*What the task requires*:
Set down the records once more, please, exactly and with the pictures left out.

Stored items
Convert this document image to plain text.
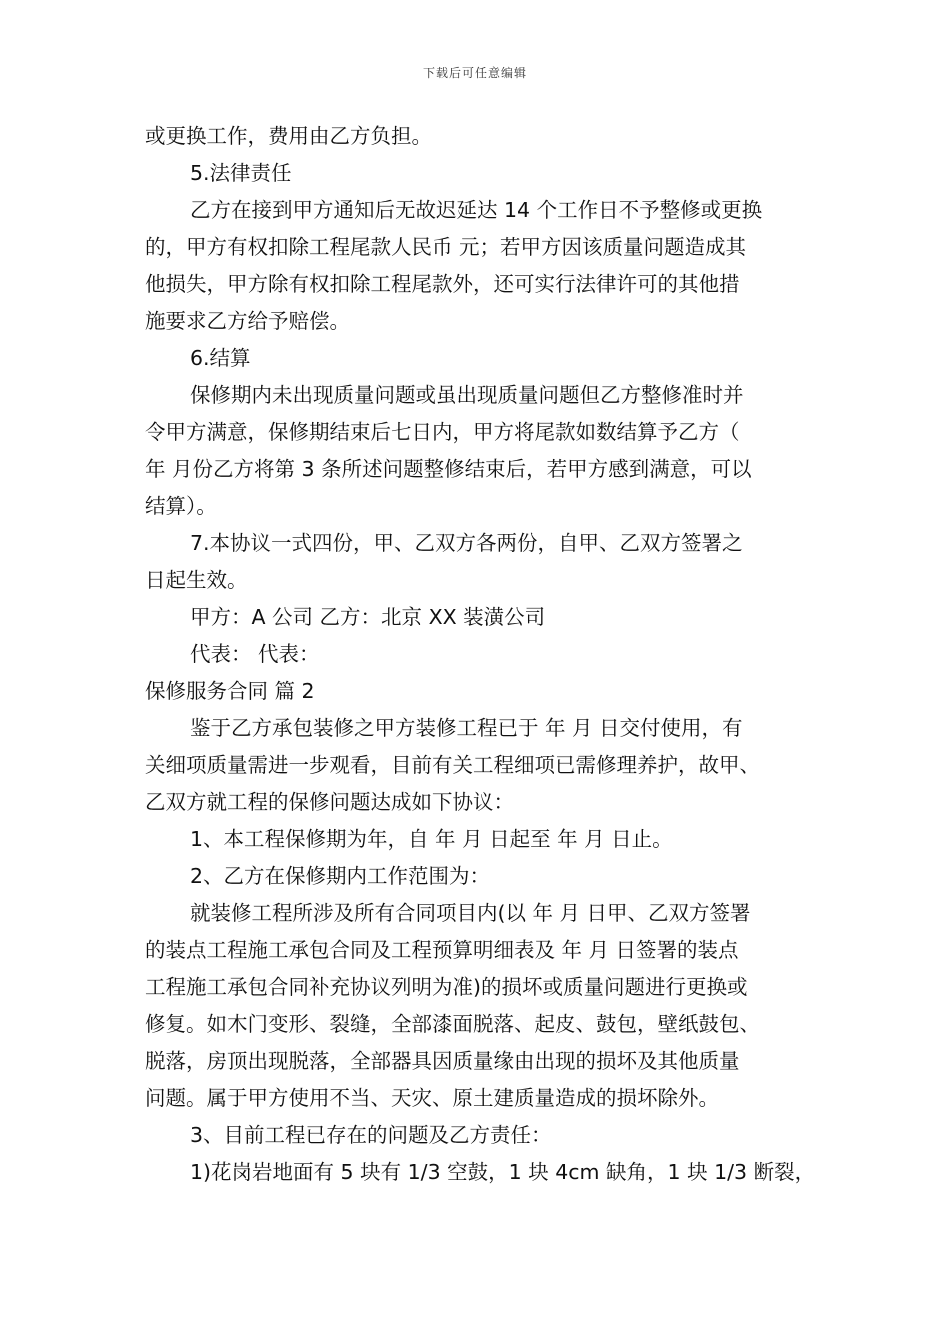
下载后可任意编辑

或更换工作，费用由乙方负担。

5.法律责任

乙方在接到甲方通知后无故迟延达 14 个工作日不予整修或更换

的，甲方有权扣除工程尾款人民币 元；若甲方因该质量问题造成其

他损失，甲方除有权扣除工程尾款外，还可实行法律许可的其他措

施要求乙方给予赔偿。

6.结算

保修期内未出现质量问题或虽出现质量问题但乙方整修准时并

令甲方满意，保修期结束后七日内，甲方将尾款如数结算予乙方（

年 月份乙方将第 3 条所述问题整修结束后，若甲方感到满意，可以

结算）。

7.本协议一式四份，甲、乙双方各两份，自甲、乙双方签署之

日起生效。

甲方：A 公司 乙方：北京 XX 装潢公司

代表： 代表：

保修服务合同 篇 2

鉴于乙方承包装修之甲方装修工程已于 年 月 日交付使用，有

关细项质量需进一步观看，目前有关工程细项已需修理养护，故甲、

乙双方就工程的保修问题达成如下协议：

1、本工程保修期为年，自 年 月 日起至 年 月 日止。

2、乙方在保修期内工作范围为：

就装修工程所涉及所有合同项目内(以 年 月 日甲、乙双方签署

的装点工程施工承包合同及工程预算明细表及 年 月 日签署的装点

工程施工承包合同补充协议列明为准)的损坏或质量问题进行更换或

修复。如木门变形、裂缝，全部漆面脱落、起皮、鼓包，壁纸鼓包、

脱落，房顶出现脱落，全部器具因质量缘由出现的损坏及其他质量

问题。属于甲方使用不当、天灾、原土建质量造成的损坏除外。

3、目前工程已存在的问题及乙方责任：

1)花岗岩地面有 5 块有 1/3 空鼓，1 块 4cm 缺角，1 块 1/3 断裂，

*The response*:
Convert this document image to plain text.
下载后可任意编辑

或更换工作，费用由乙方负担。

5.法律责任

乙方在接到甲方通知后无故迟延达 14 个工作日不予整修或更换

的，甲方有权扣除工程尾款人民币 元；若甲方因该质量问题造成其

他损失，甲方除有权扣除工程尾款外，还可实行法律许可的其他措

施要求乙方给予赔偿。

6.结算

保修期内未出现质量问题或虽出现质量问题但乙方整修准时并

令甲方满意，保修期结束后七日内，甲方将尾款如数结算予乙方（

年 月份乙方将第 3 条所述问题整修结束后，若甲方感到满意，可以

结算）。

7.本协议一式四份，甲、乙双方各两份，自甲、乙双方签署之

日起生效。

甲方：A 公司 乙方：北京 XX 装潢公司

代表： 代表：

保修服务合同 篇 2

鉴于乙方承包装修之甲方装修工程已于 年 月 日交付使用，有

关细项质量需进一步观看，目前有关工程细项已需修理养护，故甲、

乙双方就工程的保修问题达成如下协议：

1、本工程保修期为年，自 年 月 日起至 年 月 日止。

2、乙方在保修期内工作范围为：

就装修工程所涉及所有合同项目内(以 年 月 日甲、乙双方签署

的装点工程施工承包合同及工程预算明细表及 年 月 日签署的装点

工程施工承包合同补充协议列明为准)的损坏或质量问题进行更换或

修复。如木门变形、裂缝，全部漆面脱落、起皮、鼓包，壁纸鼓包、

脱落，房顶出现脱落，全部器具因质量缘由出现的损坏及其他质量

问题。属于甲方使用不当、天灾、原土建质量造成的损坏除外。

3、目前工程已存在的问题及乙方责任：

1)花岗岩地面有 5 块有 1/3 空鼓，1 块 4cm 缺角，1 块 1/3 断裂，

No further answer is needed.